-- Begin Material provided --

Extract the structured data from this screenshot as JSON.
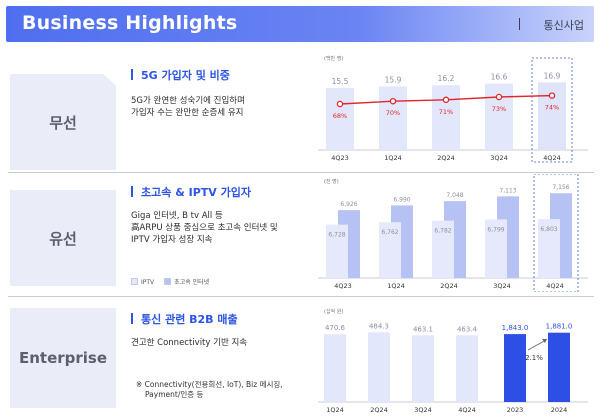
{
  "header": {
    "title": "Business Highlights",
    "segment": "통신사업"
  },
  "wireless": {
    "label": "무선",
    "title": "5G 가입자 및 비중",
    "desc_line1": "5G가 완연한 성숙기에 진입하며",
    "desc_line2": "가입자 수는 완만한 순증세 유지",
    "chart_unit": "(백만 명)"
  },
  "wired": {
    "label": "유선",
    "title": "초고속 & IPTV 가입자",
    "desc_line1": "Giga 인터넷, B tv All 등",
    "desc_line2": "高ARPU 상품 중심으로 초고속 인터넷 및",
    "desc_line3": "IPTV 가입자 성장 지속",
    "chart_unit": "(천 명)",
    "legend_iptv": "IPTV",
    "legend_internet": "초고속 인터넷"
  },
  "enterprise": {
    "label": "Enterprise",
    "title": "통신 관련 B2B 매출",
    "desc_line1": "견고한 Connectivity 기반 지속",
    "note_line1": "※ Connectivity(전용회선, IoT), Biz 메시징,",
    "note_line2": "Payment/인증 등",
    "chart_unit": "(십억 원)",
    "growth_label": "2.1%"
  },
  "chart_data": [
    {
      "type": "bar",
      "categories": [
        "4Q23",
        "1Q24",
        "2Q24",
        "3Q24",
        "4Q24"
      ],
      "series": [
        {
          "name": "5G 가입자",
          "values": [
            15.5,
            15.9,
            16.2,
            16.6,
            16.9
          ]
        },
        {
          "name": "5G 비중",
          "values": [
            68,
            70,
            71,
            73,
            74
          ],
          "unit": "%",
          "render": "line"
        }
      ],
      "ylabel": "(백만 명)",
      "highlight": "4Q24",
      "colors": {
        "bar": "#e3e7fb",
        "bar_highlight": "#dfe4fb",
        "line": "#e0262a",
        "value": "#8a8ea6",
        "pct": "#e0262a"
      }
    },
    {
      "type": "bar",
      "categories": [
        "4Q23",
        "1Q24",
        "2Q24",
        "3Q24",
        "4Q24"
      ],
      "series": [
        {
          "name": "초고속 인터넷",
          "values": [
            6926,
            6990,
            7048,
            7113,
            7156
          ]
        },
        {
          "name": "IPTV",
          "values": [
            6728,
            6762,
            6782,
            6799,
            6803
          ]
        }
      ],
      "ylabel": "(천 명)",
      "highlight": "4Q24",
      "colors": {
        "internet": "#b7c2f4",
        "iptv": "#e6e9fb"
      }
    },
    {
      "type": "bar",
      "categories": [
        "1Q24",
        "2Q24",
        "3Q24",
        "4Q24",
        "2023",
        "2024"
      ],
      "values": [
        470.6,
        484.3,
        463.1,
        463.4,
        1843.0,
        1881.0
      ],
      "value_labels": [
        "470.6",
        "484.3",
        "463.1",
        "463.4",
        "1,843.0",
        "1,881.0"
      ],
      "ylabel": "(십억 원)",
      "colors": {
        "quarter": "#e3e7fb",
        "annual": "#2d4fe6",
        "annual_label": "#2d4fe6"
      }
    }
  ]
}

-- End Material provided --

## [Goal]
Please repeat the entries exactly. Do not include the pictures.

## [Exercise result]
Extract the structured data from this screenshot as JSON.
{
  "header": {
    "title": "Business Highlights",
    "segment": "통신사업"
  },
  "wireless": {
    "label": "무선",
    "title": "5G 가입자 및 비중",
    "desc_line1": "5G가 완연한 성숙기에 진입하며",
    "desc_line2": "가입자 수는 완만한 순증세 유지",
    "chart_unit": "(백만 명)"
  },
  "wired": {
    "label": "유선",
    "title": "초고속 & IPTV 가입자",
    "desc_line1": "Giga 인터넷, B tv All 등",
    "desc_line2": "高ARPU 상품 중심으로 초고속 인터넷 및",
    "desc_line3": "IPTV 가입자 성장 지속",
    "chart_unit": "(천 명)",
    "legend_iptv": "IPTV",
    "legend_internet": "초고속 인터넷"
  },
  "enterprise": {
    "label": "Enterprise",
    "title": "통신 관련 B2B 매출",
    "desc_line1": "견고한 Connectivity 기반 지속",
    "note_line1": "※ Connectivity(전용회선, IoT), Biz 메시징,",
    "note_line2": "Payment/인증 등",
    "chart_unit": "(십억 원)",
    "growth_label": "2.1%"
  },
  "chart_data": [
    {
      "type": "bar",
      "categories": [
        "4Q23",
        "1Q24",
        "2Q24",
        "3Q24",
        "4Q24"
      ],
      "series": [
        {
          "name": "5G 가입자",
          "values": [
            15.5,
            15.9,
            16.2,
            16.6,
            16.9
          ]
        },
        {
          "name": "5G 비중",
          "values": [
            68,
            70,
            71,
            73,
            74
          ],
          "unit": "%",
          "render": "line"
        }
      ],
      "ylabel": "(백만 명)",
      "highlight": "4Q24",
      "colors": {
        "bar": "#e3e7fb",
        "bar_highlight": "#dfe4fb",
        "line": "#e0262a",
        "value": "#8a8ea6",
        "pct": "#e0262a"
      }
    },
    {
      "type": "bar",
      "categories": [
        "4Q23",
        "1Q24",
        "2Q24",
        "3Q24",
        "4Q24"
      ],
      "series": [
        {
          "name": "초고속 인터넷",
          "values": [
            6926,
            6990,
            7048,
            7113,
            7156
          ]
        },
        {
          "name": "IPTV",
          "values": [
            6728,
            6762,
            6782,
            6799,
            6803
          ]
        }
      ],
      "ylabel": "(천 명)",
      "highlight": "4Q24",
      "colors": {
        "internet": "#b7c2f4",
        "iptv": "#e6e9fb"
      }
    },
    {
      "type": "bar",
      "categories": [
        "1Q24",
        "2Q24",
        "3Q24",
        "4Q24",
        "2023",
        "2024"
      ],
      "values": [
        470.6,
        484.3,
        463.1,
        463.4,
        1843.0,
        1881.0
      ],
      "value_labels": [
        "470.6",
        "484.3",
        "463.1",
        "463.4",
        "1,843.0",
        "1,881.0"
      ],
      "ylabel": "(십억 원)",
      "colors": {
        "quarter": "#e3e7fb",
        "annual": "#2d4fe6",
        "annual_label": "#2d4fe6"
      }
    }
  ]
}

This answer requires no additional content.